▶ _Directions_
Go through the listing beneath this task and return every line that carries the string "geht".

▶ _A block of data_
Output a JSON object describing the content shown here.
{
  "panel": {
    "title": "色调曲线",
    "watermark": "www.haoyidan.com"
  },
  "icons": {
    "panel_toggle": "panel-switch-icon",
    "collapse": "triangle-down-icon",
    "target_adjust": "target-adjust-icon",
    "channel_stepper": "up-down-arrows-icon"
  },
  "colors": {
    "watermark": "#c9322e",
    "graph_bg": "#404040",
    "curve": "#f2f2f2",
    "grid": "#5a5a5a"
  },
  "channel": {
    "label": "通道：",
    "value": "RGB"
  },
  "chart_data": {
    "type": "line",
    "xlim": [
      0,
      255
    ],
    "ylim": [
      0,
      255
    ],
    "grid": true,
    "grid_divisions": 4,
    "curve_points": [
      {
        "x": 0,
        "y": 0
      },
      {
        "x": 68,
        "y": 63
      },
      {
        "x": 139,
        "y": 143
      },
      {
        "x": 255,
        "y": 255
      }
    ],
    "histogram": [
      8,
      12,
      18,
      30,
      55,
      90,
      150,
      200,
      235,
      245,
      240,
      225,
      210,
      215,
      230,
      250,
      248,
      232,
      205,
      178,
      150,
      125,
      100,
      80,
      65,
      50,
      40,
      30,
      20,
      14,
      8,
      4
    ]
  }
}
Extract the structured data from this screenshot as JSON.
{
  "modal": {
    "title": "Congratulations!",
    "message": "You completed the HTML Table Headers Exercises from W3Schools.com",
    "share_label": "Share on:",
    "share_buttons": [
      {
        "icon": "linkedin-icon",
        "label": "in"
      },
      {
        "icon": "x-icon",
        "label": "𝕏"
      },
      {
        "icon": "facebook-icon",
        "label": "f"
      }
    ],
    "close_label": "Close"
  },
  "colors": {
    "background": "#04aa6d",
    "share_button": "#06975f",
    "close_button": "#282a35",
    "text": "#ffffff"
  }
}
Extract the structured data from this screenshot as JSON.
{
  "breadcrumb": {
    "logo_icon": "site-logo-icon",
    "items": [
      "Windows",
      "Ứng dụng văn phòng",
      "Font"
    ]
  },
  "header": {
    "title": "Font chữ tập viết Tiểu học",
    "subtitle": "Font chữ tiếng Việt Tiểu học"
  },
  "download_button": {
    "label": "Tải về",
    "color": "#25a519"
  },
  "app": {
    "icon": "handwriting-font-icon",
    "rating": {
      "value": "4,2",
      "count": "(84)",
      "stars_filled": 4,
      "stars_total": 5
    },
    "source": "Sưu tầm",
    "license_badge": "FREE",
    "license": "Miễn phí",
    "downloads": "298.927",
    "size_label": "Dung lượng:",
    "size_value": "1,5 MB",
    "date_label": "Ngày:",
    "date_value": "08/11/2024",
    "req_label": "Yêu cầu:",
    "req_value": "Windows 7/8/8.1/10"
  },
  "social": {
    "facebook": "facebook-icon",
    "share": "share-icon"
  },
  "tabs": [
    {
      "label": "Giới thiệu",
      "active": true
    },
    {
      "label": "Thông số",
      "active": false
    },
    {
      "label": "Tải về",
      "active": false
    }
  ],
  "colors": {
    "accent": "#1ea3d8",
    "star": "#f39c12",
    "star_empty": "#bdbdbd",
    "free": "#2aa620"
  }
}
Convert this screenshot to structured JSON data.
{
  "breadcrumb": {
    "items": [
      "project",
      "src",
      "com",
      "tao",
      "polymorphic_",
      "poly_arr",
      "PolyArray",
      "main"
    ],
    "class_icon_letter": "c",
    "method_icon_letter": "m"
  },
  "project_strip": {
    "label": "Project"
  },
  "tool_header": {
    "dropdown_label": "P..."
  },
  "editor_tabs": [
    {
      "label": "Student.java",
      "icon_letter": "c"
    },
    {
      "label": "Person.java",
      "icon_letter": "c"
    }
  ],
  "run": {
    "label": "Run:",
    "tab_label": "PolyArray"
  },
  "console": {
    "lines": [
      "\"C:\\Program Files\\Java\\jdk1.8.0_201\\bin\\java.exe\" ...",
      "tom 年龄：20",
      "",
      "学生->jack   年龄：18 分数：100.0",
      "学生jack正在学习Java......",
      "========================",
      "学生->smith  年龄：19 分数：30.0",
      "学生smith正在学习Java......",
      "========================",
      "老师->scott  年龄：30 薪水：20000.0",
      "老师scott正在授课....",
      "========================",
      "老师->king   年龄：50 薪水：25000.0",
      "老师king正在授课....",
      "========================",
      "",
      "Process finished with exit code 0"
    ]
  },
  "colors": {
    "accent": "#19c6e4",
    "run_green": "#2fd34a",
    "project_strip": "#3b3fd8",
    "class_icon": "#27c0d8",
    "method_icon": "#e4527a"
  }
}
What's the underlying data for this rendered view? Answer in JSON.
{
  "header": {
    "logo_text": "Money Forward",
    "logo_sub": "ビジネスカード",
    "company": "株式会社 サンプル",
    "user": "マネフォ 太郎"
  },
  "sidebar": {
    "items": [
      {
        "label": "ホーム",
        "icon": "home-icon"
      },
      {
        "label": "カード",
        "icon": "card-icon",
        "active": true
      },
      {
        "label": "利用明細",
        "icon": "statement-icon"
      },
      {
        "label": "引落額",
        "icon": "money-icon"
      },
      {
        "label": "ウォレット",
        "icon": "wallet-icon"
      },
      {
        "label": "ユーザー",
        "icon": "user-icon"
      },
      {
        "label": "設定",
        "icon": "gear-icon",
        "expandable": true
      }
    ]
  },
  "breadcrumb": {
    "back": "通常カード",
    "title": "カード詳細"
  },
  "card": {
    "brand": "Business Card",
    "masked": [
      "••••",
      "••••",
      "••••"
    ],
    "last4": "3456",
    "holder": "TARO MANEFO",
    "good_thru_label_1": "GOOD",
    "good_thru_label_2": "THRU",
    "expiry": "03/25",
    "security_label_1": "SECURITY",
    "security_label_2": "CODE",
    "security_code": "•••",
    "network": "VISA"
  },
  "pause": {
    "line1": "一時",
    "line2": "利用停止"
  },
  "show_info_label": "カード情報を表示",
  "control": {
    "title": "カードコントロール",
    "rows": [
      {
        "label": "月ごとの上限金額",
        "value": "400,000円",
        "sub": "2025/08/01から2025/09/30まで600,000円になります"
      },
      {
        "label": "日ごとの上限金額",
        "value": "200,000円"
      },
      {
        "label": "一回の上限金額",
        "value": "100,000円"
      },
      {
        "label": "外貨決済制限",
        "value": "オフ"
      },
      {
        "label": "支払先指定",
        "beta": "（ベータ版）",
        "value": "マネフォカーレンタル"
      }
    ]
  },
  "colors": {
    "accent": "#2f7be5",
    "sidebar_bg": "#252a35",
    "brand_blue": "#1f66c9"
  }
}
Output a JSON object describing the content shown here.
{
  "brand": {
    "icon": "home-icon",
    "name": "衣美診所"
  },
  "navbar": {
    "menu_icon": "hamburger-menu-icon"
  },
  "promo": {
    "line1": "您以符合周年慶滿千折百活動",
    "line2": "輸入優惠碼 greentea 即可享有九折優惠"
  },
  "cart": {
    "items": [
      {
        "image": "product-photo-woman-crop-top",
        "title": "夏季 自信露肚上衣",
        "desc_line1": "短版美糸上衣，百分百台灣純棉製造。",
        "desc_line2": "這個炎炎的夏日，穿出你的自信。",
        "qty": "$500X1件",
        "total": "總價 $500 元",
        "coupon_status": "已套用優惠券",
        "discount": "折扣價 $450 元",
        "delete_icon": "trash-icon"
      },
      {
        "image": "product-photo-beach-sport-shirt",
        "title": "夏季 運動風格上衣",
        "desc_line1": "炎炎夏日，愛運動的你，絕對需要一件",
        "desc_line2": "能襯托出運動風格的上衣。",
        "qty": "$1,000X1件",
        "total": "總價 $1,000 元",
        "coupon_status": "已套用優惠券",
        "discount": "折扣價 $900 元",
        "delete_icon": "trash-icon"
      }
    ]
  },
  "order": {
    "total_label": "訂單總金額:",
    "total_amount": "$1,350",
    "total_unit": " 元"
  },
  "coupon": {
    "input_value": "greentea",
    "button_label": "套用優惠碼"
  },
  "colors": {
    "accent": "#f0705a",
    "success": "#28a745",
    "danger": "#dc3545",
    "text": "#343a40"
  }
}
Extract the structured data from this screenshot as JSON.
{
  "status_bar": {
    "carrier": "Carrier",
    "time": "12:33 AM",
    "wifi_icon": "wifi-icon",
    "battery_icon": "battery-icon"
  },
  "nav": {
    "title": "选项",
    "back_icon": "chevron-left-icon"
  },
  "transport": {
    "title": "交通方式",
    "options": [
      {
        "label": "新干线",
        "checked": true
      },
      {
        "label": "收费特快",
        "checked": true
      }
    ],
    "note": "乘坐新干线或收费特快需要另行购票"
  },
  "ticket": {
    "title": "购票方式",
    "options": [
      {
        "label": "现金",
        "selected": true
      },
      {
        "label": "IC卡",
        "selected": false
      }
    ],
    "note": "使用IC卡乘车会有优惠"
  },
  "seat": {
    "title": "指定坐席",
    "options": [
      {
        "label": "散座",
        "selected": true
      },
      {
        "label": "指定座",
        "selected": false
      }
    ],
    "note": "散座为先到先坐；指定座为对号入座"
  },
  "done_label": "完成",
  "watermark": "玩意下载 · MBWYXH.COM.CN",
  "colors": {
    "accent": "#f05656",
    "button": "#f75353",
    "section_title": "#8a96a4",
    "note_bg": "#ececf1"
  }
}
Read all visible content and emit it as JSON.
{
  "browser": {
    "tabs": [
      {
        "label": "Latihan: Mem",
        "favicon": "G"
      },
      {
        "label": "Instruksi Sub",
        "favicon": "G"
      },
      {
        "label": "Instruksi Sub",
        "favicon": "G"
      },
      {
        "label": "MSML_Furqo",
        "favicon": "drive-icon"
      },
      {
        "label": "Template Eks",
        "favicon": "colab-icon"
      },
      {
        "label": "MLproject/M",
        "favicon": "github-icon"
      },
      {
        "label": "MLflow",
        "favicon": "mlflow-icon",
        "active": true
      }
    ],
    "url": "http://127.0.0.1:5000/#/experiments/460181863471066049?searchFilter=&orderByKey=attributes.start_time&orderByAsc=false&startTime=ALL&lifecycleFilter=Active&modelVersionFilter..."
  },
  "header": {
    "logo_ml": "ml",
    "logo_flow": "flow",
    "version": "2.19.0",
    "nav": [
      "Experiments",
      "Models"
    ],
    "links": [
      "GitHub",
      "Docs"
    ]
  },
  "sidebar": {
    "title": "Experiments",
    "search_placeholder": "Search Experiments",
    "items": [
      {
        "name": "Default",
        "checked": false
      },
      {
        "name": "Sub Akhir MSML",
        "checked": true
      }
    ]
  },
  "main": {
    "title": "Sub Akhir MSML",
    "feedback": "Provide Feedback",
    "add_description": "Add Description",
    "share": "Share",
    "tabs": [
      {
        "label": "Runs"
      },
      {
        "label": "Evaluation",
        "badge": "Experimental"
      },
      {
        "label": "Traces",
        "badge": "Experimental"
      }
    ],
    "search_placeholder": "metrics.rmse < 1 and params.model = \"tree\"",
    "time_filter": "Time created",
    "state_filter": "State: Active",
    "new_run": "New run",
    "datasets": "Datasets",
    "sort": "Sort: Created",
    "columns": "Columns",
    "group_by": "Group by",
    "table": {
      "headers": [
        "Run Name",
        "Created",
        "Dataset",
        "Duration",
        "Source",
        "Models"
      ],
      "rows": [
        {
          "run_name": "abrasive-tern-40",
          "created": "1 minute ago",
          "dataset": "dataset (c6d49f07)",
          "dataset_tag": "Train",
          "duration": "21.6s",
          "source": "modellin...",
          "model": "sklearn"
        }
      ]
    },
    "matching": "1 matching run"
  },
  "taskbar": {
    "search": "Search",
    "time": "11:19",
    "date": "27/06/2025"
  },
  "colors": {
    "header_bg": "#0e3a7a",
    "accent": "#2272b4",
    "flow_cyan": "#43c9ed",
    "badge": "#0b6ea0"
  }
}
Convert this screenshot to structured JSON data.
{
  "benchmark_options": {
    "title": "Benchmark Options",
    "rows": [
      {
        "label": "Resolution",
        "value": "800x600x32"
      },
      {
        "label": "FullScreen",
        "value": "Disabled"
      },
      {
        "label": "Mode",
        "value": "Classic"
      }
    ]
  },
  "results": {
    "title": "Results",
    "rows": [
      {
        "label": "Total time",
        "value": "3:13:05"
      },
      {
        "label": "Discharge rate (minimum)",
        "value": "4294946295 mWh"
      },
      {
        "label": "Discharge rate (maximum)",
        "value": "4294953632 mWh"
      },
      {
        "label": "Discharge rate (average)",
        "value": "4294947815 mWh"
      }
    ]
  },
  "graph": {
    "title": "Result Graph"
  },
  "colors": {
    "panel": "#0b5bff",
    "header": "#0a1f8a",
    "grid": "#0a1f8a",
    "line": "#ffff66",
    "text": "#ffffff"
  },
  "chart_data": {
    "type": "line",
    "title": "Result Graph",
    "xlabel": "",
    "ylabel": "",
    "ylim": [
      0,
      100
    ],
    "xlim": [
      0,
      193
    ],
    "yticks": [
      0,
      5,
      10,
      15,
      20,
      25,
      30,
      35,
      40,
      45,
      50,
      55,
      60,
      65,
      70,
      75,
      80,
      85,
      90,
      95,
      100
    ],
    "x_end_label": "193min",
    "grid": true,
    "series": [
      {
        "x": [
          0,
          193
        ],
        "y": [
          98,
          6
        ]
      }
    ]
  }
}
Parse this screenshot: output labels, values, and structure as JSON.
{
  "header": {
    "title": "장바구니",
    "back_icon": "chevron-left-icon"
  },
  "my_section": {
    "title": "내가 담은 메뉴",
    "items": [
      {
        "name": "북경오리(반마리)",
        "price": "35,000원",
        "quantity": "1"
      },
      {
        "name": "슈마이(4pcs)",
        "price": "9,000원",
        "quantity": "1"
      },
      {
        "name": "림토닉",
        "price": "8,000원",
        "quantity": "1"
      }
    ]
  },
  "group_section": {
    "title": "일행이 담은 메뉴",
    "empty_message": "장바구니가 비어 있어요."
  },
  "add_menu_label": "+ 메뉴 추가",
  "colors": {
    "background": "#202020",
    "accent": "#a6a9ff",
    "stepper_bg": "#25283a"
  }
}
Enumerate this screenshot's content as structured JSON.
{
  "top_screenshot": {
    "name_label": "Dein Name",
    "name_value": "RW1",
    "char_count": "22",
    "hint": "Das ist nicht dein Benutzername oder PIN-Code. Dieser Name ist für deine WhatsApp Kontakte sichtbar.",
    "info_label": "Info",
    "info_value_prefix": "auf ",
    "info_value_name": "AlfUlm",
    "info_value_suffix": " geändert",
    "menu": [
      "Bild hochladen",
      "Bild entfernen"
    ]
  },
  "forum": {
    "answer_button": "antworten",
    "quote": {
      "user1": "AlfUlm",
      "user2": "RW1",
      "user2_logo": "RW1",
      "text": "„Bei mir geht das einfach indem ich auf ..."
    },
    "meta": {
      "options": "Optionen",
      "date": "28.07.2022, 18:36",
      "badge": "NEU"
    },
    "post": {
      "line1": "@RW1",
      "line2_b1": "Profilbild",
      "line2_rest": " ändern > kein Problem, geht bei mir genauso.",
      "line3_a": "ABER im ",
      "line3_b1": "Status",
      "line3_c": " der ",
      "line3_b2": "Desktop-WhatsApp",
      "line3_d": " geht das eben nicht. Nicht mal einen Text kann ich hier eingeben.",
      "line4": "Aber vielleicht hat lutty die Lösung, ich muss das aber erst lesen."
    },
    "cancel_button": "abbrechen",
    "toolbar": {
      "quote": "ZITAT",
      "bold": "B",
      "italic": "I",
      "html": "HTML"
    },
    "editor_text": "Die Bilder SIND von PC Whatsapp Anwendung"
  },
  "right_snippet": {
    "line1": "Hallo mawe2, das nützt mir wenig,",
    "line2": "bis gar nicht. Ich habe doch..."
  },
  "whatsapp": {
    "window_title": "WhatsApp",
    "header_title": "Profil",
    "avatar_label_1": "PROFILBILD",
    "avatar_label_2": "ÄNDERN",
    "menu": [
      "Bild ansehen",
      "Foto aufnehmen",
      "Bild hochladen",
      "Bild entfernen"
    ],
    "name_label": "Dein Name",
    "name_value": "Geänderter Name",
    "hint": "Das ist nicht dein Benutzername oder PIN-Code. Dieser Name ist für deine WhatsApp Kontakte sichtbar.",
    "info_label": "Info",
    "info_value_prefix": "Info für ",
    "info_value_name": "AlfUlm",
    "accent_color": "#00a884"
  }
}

▶ _Task answer_
      "text": "„Bei mir geht das einfach indem ich auf ..."
      "line2_rest": " ändern > kein Problem, geht bei mir genauso.",
      "line3_d": " geht das eben nicht. Nicht mal einen Text kann ich hier eingeben.",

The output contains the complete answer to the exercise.